Given records Start Marker
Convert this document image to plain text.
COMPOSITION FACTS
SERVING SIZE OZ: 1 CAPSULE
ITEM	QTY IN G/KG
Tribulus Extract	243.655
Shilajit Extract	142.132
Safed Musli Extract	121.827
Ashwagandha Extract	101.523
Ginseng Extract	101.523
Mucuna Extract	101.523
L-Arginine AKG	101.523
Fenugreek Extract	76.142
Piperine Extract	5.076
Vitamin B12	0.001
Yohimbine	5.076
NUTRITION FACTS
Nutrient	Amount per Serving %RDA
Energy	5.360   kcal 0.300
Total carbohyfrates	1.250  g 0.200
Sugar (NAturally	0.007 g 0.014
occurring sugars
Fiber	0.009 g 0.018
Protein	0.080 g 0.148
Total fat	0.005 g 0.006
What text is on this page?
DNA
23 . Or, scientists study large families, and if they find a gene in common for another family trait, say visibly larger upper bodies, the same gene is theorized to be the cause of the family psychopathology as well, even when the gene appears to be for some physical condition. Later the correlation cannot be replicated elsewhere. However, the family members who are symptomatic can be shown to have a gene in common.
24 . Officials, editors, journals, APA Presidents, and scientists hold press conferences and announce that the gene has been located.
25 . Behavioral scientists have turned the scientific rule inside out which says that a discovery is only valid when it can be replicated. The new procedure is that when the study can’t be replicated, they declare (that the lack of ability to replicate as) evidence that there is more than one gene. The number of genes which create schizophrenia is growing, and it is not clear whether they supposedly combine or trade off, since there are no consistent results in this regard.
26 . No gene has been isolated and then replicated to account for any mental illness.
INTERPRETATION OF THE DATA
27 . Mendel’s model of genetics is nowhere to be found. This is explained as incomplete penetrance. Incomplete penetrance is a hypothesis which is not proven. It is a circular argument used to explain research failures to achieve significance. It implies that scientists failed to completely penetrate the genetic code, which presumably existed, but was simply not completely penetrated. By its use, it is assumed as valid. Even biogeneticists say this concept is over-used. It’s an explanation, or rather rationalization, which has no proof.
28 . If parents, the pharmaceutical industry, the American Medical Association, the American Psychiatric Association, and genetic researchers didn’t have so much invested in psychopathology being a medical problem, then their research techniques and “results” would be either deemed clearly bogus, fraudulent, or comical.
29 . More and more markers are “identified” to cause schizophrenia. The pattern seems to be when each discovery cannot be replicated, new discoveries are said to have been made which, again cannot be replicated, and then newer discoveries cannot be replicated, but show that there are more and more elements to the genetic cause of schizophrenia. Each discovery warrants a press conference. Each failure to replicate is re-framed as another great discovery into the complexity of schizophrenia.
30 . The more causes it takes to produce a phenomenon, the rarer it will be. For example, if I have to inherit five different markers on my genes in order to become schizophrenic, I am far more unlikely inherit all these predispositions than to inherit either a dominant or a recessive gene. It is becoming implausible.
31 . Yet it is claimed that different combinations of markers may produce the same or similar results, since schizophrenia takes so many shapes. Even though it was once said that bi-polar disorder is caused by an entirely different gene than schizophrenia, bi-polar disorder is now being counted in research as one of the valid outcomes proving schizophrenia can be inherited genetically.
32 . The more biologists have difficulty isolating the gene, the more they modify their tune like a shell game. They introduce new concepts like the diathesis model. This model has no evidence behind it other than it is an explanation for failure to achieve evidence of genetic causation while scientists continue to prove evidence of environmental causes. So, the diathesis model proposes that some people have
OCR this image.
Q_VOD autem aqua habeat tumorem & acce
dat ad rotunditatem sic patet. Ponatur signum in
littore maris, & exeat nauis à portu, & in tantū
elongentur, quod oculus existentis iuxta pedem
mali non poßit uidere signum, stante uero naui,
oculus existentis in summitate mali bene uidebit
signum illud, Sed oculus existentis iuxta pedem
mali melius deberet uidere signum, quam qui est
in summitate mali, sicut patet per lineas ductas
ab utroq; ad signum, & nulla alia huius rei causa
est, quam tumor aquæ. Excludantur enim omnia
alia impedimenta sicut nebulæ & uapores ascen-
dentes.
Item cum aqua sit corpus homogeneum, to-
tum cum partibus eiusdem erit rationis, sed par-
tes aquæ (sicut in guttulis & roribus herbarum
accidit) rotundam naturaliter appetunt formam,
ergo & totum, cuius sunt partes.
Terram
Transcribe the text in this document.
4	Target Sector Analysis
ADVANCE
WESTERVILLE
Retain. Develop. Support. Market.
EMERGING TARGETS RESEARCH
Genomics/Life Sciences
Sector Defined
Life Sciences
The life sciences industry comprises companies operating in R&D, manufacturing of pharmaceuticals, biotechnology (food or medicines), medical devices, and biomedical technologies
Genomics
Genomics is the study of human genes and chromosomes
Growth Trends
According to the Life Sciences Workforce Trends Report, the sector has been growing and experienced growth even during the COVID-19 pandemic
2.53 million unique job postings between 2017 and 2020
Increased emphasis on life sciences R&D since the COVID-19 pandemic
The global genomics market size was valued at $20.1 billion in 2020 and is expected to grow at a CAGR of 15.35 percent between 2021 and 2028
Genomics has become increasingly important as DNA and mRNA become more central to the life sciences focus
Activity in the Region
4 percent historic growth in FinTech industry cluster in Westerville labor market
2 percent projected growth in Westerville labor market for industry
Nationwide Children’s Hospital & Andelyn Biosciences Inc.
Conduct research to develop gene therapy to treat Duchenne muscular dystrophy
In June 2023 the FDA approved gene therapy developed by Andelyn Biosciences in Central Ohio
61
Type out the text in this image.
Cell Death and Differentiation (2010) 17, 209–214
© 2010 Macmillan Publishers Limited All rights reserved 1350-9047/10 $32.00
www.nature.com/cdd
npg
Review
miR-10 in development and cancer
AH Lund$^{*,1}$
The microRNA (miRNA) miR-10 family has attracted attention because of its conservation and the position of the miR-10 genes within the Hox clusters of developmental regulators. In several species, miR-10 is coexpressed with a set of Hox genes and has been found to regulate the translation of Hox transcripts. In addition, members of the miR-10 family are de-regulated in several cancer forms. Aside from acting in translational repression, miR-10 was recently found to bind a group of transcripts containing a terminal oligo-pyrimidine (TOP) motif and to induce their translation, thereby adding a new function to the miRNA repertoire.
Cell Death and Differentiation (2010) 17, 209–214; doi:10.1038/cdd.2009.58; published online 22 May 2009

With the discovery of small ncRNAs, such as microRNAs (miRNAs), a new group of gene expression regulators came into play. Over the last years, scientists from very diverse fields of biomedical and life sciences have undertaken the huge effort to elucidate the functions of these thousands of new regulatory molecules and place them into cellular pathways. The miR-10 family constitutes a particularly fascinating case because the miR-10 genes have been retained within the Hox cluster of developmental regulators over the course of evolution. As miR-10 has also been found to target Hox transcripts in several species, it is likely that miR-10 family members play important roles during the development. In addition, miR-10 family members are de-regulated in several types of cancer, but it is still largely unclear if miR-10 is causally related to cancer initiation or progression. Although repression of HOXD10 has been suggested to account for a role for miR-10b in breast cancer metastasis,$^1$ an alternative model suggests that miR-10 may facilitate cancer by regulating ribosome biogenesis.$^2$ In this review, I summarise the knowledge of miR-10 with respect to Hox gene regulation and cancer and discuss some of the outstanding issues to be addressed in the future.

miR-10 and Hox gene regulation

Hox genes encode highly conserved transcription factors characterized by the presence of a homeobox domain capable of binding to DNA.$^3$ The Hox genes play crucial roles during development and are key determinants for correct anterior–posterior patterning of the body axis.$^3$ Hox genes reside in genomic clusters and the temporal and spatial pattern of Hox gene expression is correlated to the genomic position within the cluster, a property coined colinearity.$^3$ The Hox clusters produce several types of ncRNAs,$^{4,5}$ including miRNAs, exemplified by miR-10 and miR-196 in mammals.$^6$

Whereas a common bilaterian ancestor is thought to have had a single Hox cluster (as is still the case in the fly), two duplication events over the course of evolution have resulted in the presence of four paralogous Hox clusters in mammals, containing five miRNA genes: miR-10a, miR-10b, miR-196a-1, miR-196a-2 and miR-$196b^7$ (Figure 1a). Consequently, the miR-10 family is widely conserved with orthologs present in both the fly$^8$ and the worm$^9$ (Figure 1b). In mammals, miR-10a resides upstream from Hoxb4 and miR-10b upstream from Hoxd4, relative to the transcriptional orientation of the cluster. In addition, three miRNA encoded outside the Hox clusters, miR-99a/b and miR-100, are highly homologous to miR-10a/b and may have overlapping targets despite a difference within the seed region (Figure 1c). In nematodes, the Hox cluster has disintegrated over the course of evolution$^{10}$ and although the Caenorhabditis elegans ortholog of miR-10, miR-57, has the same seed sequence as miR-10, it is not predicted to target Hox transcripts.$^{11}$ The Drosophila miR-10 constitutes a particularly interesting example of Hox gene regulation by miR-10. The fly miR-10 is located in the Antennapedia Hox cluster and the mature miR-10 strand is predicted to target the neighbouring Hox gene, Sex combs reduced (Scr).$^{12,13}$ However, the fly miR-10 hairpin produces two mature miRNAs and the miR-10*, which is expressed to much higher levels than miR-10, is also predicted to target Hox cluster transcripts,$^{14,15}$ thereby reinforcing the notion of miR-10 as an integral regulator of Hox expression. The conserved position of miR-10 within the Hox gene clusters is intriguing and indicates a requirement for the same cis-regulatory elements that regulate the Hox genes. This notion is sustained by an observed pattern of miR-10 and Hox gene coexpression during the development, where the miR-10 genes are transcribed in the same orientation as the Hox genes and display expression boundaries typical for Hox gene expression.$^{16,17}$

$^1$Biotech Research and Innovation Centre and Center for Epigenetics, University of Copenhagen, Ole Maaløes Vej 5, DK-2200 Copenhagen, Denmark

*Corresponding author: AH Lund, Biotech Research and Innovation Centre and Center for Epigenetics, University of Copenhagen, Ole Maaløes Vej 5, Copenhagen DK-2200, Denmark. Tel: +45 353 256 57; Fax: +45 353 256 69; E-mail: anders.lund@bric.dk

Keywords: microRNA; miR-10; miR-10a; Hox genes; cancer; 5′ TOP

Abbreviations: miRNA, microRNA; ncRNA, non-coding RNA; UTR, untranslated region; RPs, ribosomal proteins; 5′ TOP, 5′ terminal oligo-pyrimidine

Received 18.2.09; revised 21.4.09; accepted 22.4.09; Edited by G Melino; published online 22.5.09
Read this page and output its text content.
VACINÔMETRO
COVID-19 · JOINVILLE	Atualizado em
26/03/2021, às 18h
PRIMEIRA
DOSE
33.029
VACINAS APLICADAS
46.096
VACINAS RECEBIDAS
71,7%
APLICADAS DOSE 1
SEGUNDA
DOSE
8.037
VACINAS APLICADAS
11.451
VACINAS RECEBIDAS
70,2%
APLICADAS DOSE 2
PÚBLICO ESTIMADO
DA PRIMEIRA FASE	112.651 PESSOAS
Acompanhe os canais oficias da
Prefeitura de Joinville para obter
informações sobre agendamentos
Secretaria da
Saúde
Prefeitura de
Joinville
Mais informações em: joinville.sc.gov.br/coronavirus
Given records End Marker
(Task item) The answer must be every line from the records above that contains "oculus".

(Your response)
elongentur, quod oculus existentis iuxta pedem
oculus existentis in summitate mali bene uidebit
signum illud, Sed oculus existentis iuxta pedem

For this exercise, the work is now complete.